-- BEGIN DATA FOR THIS EXERCISE --

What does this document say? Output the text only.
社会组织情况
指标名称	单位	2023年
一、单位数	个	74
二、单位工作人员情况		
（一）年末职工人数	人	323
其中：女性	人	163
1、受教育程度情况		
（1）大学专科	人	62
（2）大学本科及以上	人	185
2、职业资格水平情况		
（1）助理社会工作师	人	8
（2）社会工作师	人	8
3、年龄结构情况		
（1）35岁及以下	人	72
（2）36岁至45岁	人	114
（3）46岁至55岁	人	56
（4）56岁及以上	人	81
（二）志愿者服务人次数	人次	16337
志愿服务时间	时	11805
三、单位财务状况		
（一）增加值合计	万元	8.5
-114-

-- END DATA FOR THIS EXERCISE --

● **TASK DESCRIPTION**
Return the material exactly as it stands.

● **FINAL RESULT**
What does this document say? Output the text only.
社会组织情况
指标名称	单位	2023年
一、单位数	个	74
二、单位工作人员情况		
（一）年末职工人数	人	323
其中：女性	人	163
1、受教育程度情况		
（1）大学专科	人	62
（2）大学本科及以上	人	185
2、职业资格水平情况		
（1）助理社会工作师	人	8
（2）社会工作师	人	8
3、年龄结构情况		
（1）35岁及以下	人	72
（2）36岁至45岁	人	114
（3）46岁至55岁	人	56
（4）56岁及以上	人	81
（二）志愿者服务人次数	人次	16337
志愿服务时间	时	11805
三、单位财务状况		
（一）增加值合计	万元	8.5
-114-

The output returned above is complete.